作業指示:
1: 以下のコロッケ弁当の文章で、醤油やソースを入れる小さな容器を、店の主人は何と呼びましたか。
2: 以下のコロッケ弁当の文章を、最後の文の後から書き継いでください。

======== 文書の抜粋 ========

「食い物の恨み」は消えず 第16回

魅惑のコロッケ弁当 ポテトコロッケじゃなかった編

 
下関マグロ(「池袋の穴」連載中)
 
 
 

 
 
買ってきたコロッケ弁当のフタを開け、
さあ、コロッケにソースをチューチュー注入して食べようと思ったら、
なんてこった、ついているソースは小さなボトルに入れられたものではなく、
ビニール袋に入ったものだった。大問題だ。
これじゃソースをチューチューと注入ができないではないか。

そういえば、さっき弁当を買って帰る途中に「折箱・割箸」という看板を見た。
再び家を出て、さっきの看板がある店で
「醤油鯛ありますか?」
と聞いてみた。そう、醤油鯛だ。
季刊レポが主宰する第一回の「笑う本棚大賞」を受賞した
『醤油鯛』(アストラス/沢田佳久著)を読んでいたので、
つい通ぶって、そんな言いい方をしたのだ。
しかし、なにかの梱包作業をやっているご主人には通じない。
もう一回、はっきりした発音で言ってみたがダメ。仕方なく
「醤油とか、ソースを入れる小さな……」
と言うと、店の主人は
「ああ、タレビンね、そこにあるよ」
と、あごをしゃくる。その方向を見る。
ビニール袋に入った多数のタレビンがあった。
 

 

うな重の弁当とかを買うと中に入っている、
タレ入れぐらいの大きさのタレビンだ。
これじゃ、ちょっと大きいいな、他にはないとのことで、帰宅。
自宅キッチンの引き出しなど、あちらこちらを探してみると、
引き出しの奥にあった。
あった、あった、あったと、小躍り。

 

 

さっそく、小皿にスースを移し、容器へ吸い上げる。
そういえば、中学、高校の頃、時々、この作業、手伝いさせられたなぁ。
小皿に入れたのをチューチュー容器に吸わせるのだ。
そうそう、醤油とソースを両方持っていき、
きょうはどっちをコロッケに注入してやろうか、なんて考えたものだ。

 

 

というわけで、注入開始。
あれれ、なんか違う。こういう感じじゃない。
というか、コロッケが固くて、なかなかソースを注入できない。

 

 

カリッと揚がっているし、中は硬い。
このコロッケじゃない。そうだ、高校生のころ、弁当に入っていたのは、
カニクリームコロッケじゃなかったのか。

======== データ ========

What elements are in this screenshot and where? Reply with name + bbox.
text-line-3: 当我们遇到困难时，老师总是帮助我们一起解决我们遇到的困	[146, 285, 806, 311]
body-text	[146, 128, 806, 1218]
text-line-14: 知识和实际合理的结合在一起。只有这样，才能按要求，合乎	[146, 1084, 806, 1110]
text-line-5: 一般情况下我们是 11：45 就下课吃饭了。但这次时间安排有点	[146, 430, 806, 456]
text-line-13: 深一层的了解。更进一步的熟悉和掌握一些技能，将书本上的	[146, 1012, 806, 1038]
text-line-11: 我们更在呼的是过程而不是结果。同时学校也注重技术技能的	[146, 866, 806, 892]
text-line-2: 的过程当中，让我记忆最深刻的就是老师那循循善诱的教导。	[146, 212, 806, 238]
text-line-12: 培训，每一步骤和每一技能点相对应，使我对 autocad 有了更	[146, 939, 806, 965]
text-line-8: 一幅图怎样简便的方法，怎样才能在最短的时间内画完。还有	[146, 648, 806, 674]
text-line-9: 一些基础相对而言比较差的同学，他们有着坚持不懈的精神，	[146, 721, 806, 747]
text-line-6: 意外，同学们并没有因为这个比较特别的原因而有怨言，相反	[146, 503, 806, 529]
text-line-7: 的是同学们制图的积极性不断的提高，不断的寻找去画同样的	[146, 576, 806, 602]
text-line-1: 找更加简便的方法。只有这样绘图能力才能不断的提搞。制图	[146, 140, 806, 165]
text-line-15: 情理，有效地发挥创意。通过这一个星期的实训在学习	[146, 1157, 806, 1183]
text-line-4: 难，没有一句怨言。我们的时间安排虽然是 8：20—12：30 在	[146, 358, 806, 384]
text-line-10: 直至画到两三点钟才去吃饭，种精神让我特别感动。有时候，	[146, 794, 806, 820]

========

作業結果:
1: 「タレビン」と呼びました。

2:
たしか、そうだ。
コロッケも茹でたジャガイモをつぶし、ひき肉などを混ぜて、
パン粉をつけてあげるものがそれまでの主流で、
お肉屋さんなんかで売っているコロッケもたいていこれだった。
でも、そうじゃないカニクリームコロッケというものが、
登場した。最初のころは、レストランとか、そういうところでしか出してなかった。
僕が小学生の頃、一度、母親が挑戦したが、うまくいかなかった。
コロッケが爆発したような、黒焦げ状態だった。
「ごめんね、こんなになって、でも味はそんなに悪くないから」
と言う母親。たしかにそうだった。
僕たち子供にはすこしまともなものが皿に盛られていた。
味はけっこうよかった。
しかし、以来、母親がカニクリームコロッケを作ることはなかった。

が、高校生になって僕の弁当のおかずとして、
カニクリームコロッケが登場したのは、
冷凍食品とおおいに関係がある。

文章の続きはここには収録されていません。